• **WHAT YOU ARE ASKED TO DO**: Reproduce every one of the lines below without any change, omitting the pictures.

• **Rows from a layout dataset**:

####

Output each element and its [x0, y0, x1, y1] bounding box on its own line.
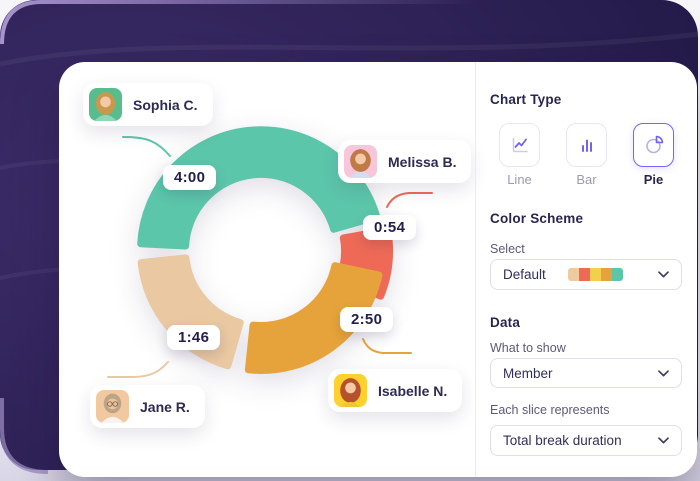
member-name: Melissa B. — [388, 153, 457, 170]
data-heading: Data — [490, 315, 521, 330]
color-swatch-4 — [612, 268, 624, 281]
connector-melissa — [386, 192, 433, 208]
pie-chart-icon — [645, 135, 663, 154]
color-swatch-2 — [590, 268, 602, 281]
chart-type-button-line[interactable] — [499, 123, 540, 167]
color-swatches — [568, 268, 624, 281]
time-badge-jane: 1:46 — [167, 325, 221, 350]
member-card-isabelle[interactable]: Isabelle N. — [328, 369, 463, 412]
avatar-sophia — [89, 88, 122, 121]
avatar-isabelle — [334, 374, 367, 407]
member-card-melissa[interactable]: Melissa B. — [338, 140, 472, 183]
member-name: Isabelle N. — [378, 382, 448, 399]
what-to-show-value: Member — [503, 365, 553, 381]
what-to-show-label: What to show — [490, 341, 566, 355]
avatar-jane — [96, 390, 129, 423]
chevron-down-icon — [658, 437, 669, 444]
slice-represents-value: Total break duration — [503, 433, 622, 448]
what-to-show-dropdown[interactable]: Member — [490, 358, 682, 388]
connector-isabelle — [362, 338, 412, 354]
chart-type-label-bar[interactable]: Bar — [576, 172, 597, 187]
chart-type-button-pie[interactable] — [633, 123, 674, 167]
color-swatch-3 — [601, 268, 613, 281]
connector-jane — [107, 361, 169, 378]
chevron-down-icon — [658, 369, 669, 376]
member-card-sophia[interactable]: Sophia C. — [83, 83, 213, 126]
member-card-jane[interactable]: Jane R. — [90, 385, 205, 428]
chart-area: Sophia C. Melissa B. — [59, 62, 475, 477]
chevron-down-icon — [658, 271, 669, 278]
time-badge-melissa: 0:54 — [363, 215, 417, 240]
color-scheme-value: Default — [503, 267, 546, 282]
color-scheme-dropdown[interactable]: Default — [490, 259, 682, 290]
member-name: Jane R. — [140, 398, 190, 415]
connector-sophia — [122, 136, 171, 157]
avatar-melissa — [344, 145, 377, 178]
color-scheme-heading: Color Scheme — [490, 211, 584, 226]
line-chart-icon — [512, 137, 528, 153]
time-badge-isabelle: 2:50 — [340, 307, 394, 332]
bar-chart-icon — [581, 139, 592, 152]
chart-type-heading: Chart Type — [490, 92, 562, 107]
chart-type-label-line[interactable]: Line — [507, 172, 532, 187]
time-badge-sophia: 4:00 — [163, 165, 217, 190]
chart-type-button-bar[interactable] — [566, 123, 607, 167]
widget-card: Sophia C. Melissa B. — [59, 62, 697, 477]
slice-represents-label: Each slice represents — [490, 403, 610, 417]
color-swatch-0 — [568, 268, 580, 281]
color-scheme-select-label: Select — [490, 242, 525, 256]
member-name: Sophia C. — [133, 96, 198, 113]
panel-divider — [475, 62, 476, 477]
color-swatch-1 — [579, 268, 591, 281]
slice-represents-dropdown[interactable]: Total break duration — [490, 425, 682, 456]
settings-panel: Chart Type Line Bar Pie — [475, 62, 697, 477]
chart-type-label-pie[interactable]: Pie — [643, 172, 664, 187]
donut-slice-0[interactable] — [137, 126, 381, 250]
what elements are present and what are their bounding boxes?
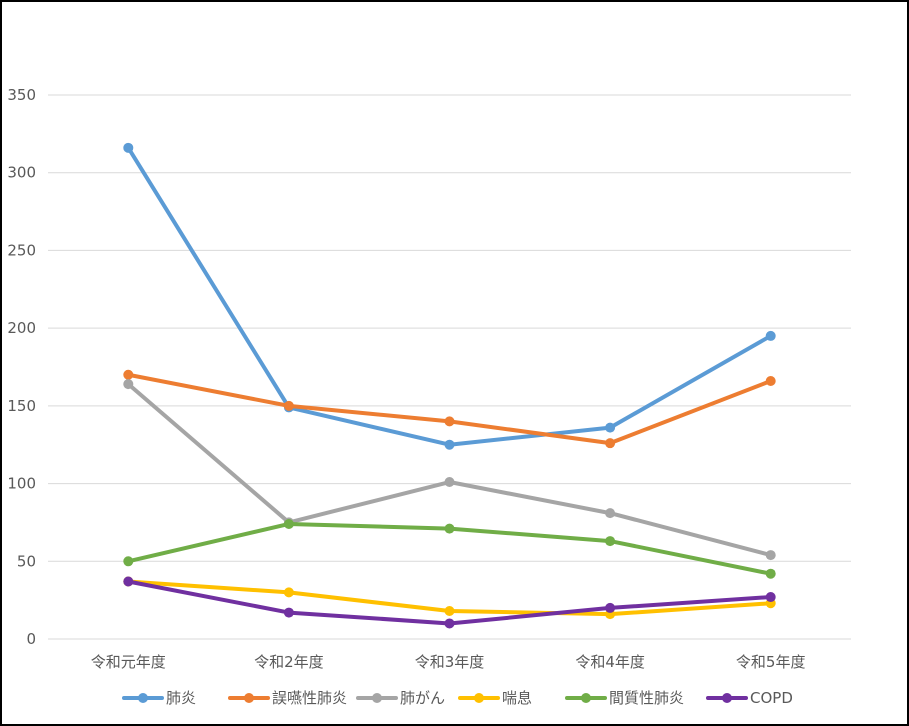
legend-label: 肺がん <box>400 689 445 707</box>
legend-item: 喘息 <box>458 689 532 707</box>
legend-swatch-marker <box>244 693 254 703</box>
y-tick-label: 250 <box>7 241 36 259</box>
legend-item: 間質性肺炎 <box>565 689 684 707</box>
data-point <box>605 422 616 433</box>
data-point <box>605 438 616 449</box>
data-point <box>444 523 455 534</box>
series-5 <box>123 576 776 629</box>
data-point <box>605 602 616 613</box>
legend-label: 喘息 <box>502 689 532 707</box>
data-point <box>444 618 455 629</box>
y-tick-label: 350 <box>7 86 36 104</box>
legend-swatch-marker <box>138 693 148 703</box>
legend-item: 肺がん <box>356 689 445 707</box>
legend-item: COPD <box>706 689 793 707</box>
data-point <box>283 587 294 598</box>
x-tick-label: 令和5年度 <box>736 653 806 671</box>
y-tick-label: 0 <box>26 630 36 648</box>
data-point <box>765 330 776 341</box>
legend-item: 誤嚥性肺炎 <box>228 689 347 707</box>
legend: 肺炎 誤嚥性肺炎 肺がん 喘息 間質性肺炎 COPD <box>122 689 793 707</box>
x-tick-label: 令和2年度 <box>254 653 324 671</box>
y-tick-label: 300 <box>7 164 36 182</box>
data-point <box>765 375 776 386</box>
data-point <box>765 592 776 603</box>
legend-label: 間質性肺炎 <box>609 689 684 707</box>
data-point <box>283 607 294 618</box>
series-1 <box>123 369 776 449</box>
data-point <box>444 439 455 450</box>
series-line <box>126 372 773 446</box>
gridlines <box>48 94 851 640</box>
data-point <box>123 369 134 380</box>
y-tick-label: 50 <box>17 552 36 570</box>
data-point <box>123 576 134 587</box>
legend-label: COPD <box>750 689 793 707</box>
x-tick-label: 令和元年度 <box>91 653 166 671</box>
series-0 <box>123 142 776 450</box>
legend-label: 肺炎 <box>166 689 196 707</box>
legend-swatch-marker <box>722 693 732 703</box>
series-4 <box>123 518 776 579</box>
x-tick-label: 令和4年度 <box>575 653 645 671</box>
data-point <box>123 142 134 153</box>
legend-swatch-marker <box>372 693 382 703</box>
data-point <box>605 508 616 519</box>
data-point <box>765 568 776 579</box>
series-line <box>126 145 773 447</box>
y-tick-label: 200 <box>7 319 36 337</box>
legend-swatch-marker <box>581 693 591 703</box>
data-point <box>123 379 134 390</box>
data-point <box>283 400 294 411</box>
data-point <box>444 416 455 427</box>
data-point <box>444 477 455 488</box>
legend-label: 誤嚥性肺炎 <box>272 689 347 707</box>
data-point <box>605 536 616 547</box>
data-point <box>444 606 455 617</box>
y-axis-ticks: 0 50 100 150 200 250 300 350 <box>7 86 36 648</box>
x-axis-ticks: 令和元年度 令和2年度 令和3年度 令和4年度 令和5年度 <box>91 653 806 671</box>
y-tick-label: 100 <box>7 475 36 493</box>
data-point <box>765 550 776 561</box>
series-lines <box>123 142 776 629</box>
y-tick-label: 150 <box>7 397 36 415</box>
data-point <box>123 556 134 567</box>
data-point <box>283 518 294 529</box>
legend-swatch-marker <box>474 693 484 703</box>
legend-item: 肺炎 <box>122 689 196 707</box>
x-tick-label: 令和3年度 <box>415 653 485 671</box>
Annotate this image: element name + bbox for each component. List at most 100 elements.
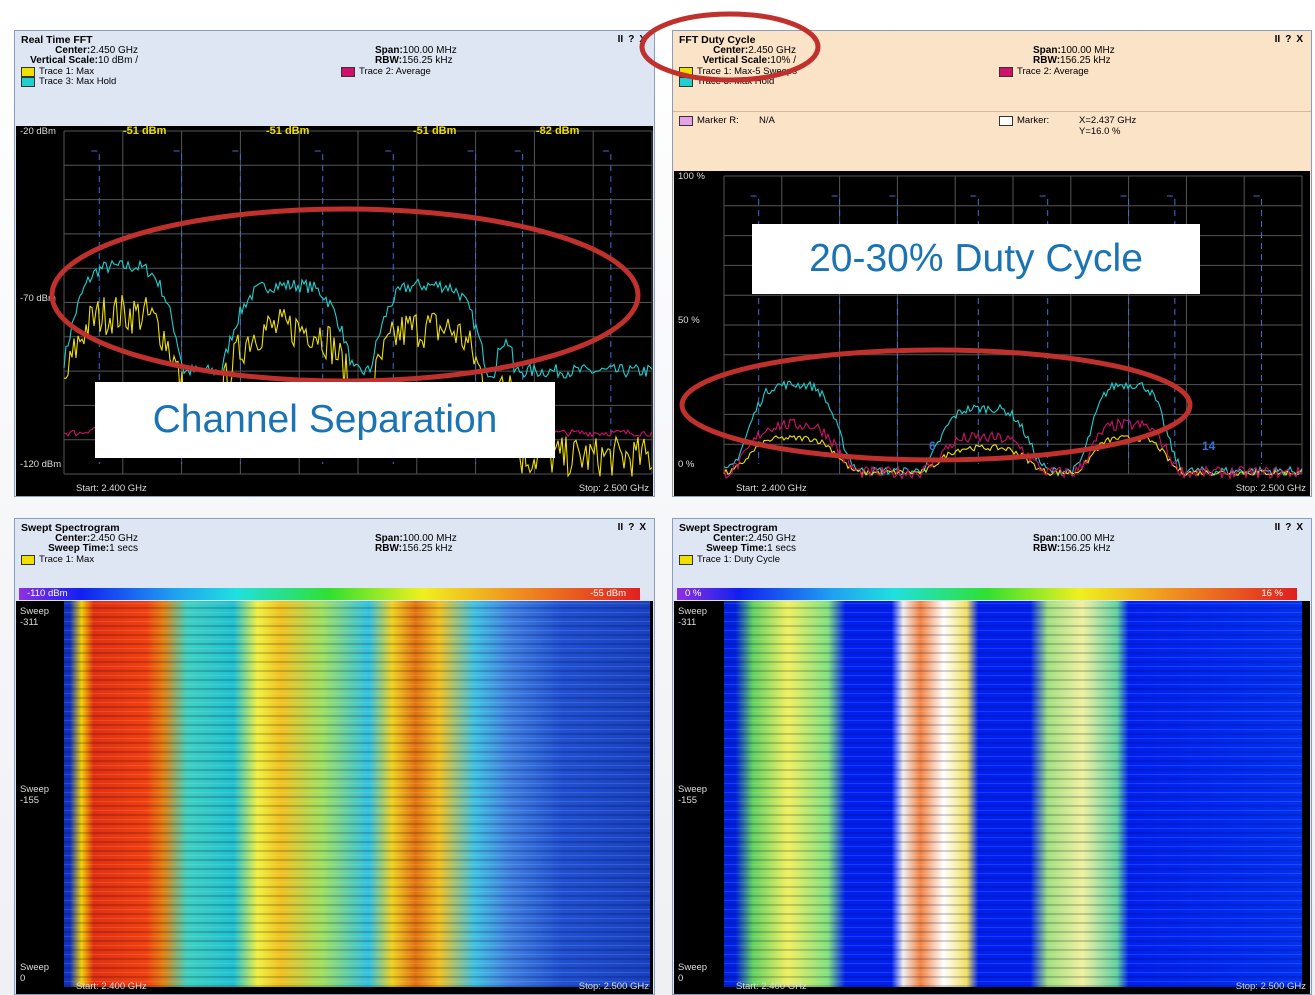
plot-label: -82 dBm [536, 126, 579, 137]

####

• **FINAL ANSWER**:
Output each element and its [x0, y0, x1, y1] bounding box on its own line.
member-name: Melissa B. — [388, 153, 457, 170]
data-heading: Data — [490, 315, 521, 330]
color-swatch-4 — [612, 268, 624, 281]
connector-melissa — [386, 192, 433, 208]
pie-chart-icon — [645, 135, 663, 154]
color-swatch-2 — [590, 268, 602, 281]
chart-type-button-line[interactable] — [499, 123, 540, 167]
color-swatches — [568, 268, 624, 281]
time-badge-jane: 1:46 — [167, 325, 221, 350]
member-card-isabelle[interactable]: Isabelle N. — [328, 369, 463, 412]
avatar-sophia — [89, 88, 122, 121]
avatar-isabelle — [334, 374, 367, 407]
member-card-melissa[interactable]: Melissa B. — [338, 140, 472, 183]
member-name: Isabelle N. — [378, 382, 448, 399]
what-to-show-value: Member — [503, 365, 553, 381]
what-to-show-label: What to show — [490, 341, 566, 355]
avatar-jane — [96, 390, 129, 423]
chevron-down-icon — [658, 437, 669, 444]
slice-represents-value: Total break duration — [503, 433, 622, 448]
what-to-show-dropdown[interactable]: Member — [490, 358, 682, 388]
connector-isabelle — [362, 338, 412, 354]
chart-type-label-bar[interactable]: Bar — [576, 172, 597, 187]
chart-type-button-pie[interactable] — [633, 123, 674, 167]
color-swatch-3 — [601, 268, 613, 281]
connector-jane — [107, 361, 169, 378]
chevron-down-icon — [658, 369, 669, 376]
member-card-sophia[interactable]: Sophia C. — [83, 83, 213, 126]
member-card-jane[interactable]: Jane R. — [90, 385, 205, 428]
chart-area: Sophia C. Melissa B. — [59, 62, 475, 477]
chevron-down-icon — [658, 271, 669, 278]
time-badge-melissa: 0:54 — [363, 215, 417, 240]
color-scheme-value: Default — [503, 267, 546, 282]
color-scheme-dropdown[interactable]: Default — [490, 259, 682, 290]
member-name: Jane R. — [140, 398, 190, 415]
connector-sophia — [122, 136, 171, 157]
avatar-melissa — [344, 145, 377, 178]
color-scheme-heading: Color Scheme — [490, 211, 584, 226]
line-chart-icon — [512, 137, 528, 153]
time-badge-isabelle: 2:50 — [340, 307, 394, 332]
bar-chart-icon — [581, 139, 592, 152]
chart-type-heading: Chart Type — [490, 92, 562, 107]
chart-type-label-line[interactable]: Line — [507, 172, 532, 187]
time-badge-sophia: 4:00 — [163, 165, 217, 190]
chart-type-button-bar[interactable] — [566, 123, 607, 167]
widget-card: Sophia C. Melissa B. — [59, 62, 697, 477]
slice-represents-label: Each slice represents — [490, 403, 610, 417]
color-swatch-0 — [568, 268, 580, 281]
color-scheme-select-label: Select — [490, 242, 525, 256]
member-name: Sophia C. — [133, 96, 198, 113]
panel-divider — [475, 62, 476, 477]
color-swatch-1 — [579, 268, 591, 281]
slice-represents-dropdown[interactable]: Total break duration — [490, 425, 682, 456]
settings-panel: Chart Type Line Bar Pie — [475, 62, 697, 477]
chart-type-label-pie[interactable]: Pie — [643, 172, 664, 187]
donut-slice-0[interactable] — [137, 126, 381, 250]
what elements are present and what are their bounding boxes?
legend-label: 肺がん <box>400 689 445 707</box>
legend-item: 喘息 <box>458 689 532 707</box>
legend-swatch-marker <box>244 693 254 703</box>
y-tick-label: 250 <box>7 241 36 259</box>
legend-item: 間質性肺炎 <box>565 689 684 707</box>
data-point <box>605 422 616 433</box>
data-point <box>605 438 616 449</box>
data-point <box>444 523 455 534</box>
series-5 <box>123 576 776 629</box>
data-point <box>605 602 616 613</box>
legend-label: 喘息 <box>502 689 532 707</box>
data-point <box>444 618 455 629</box>
y-tick-label: 350 <box>7 86 36 104</box>
legend-swatch-marker <box>138 693 148 703</box>
legend-item: 肺がん <box>356 689 445 707</box>
legend-item: COPD <box>706 689 793 707</box>
data-point <box>283 587 294 598</box>
x-tick-label: 令和5年度 <box>736 653 806 671</box>
y-tick-label: 0 <box>26 630 36 648</box>
data-point <box>765 330 776 341</box>
legend-item: 誤嚥性肺炎 <box>228 689 347 707</box>
legend: 肺炎 誤嚥性肺炎 肺がん 喘息 間質性肺炎 COPD <box>122 689 793 707</box>
x-tick-label: 令和2年度 <box>254 653 324 671</box>
y-tick-label: 300 <box>7 164 36 182</box>
data-point <box>765 375 776 386</box>
data-point <box>765 592 776 603</box>
legend-label: 間質性肺炎 <box>609 689 684 707</box>
data-point <box>283 607 294 618</box>
series-1 <box>123 369 776 449</box>
data-point <box>444 439 455 450</box>
series-line <box>126 372 773 446</box>
gridlines <box>48 94 851 640</box>
data-point <box>123 369 134 380</box>
y-tick-label: 50 <box>17 552 36 570</box>
data-point <box>123 576 134 587</box>
legend-label: COPD <box>750 689 793 707</box>
x-tick-label: 令和元年度 <box>91 653 166 671</box>
series-0 <box>123 142 776 450</box>
legend-label: 肺炎 <box>166 689 196 707</box>
legend-swatch-marker <box>722 693 732 703</box>
series-4 <box>123 518 776 579</box>
x-tick-label: 令和4年度 <box>575 653 645 671</box>
data-point <box>123 142 134 153</box>
legend-swatch-marker <box>372 693 382 703</box>
data-point <box>605 508 616 519</box>
data-point <box>765 568 776 579</box>
series-line <box>126 145 773 447</box>
y-tick-label: 200 <box>7 319 36 337</box>
legend-swatch-marker <box>581 693 591 703</box>
data-point <box>123 379 134 390</box>
data-point <box>283 400 294 411</box>
data-point <box>444 416 455 427</box>
data-point <box>444 477 455 488</box>
legend-label: 誤嚥性肺炎 <box>272 689 347 707</box>
data-point <box>605 536 616 547</box>
data-point <box>444 606 455 617</box>
y-axis-ticks: 0 50 100 150 200 250 300 350 <box>7 86 36 648</box>
x-axis-ticks: 令和元年度 令和2年度 令和3年度 令和4年度 令和5年度 <box>91 653 806 671</box>
y-tick-label: 100 <box>7 475 36 493</box>
data-point <box>765 550 776 561</box>
series-lines <box>123 142 776 629</box>
y-tick-label: 150 <box>7 397 36 415</box>
data-point <box>123 556 134 567</box>
data-point <box>283 518 294 529</box>
legend-swatch-marker <box>474 693 484 703</box>
legend-item: 肺炎 <box>122 689 196 707</box>
x-tick-label: 令和3年度 <box>415 653 485 671</box>
Annotate this image: element name + bbox for each component. List at most 100 elements.
plot-label: -82 dBm [536, 126, 579, 137]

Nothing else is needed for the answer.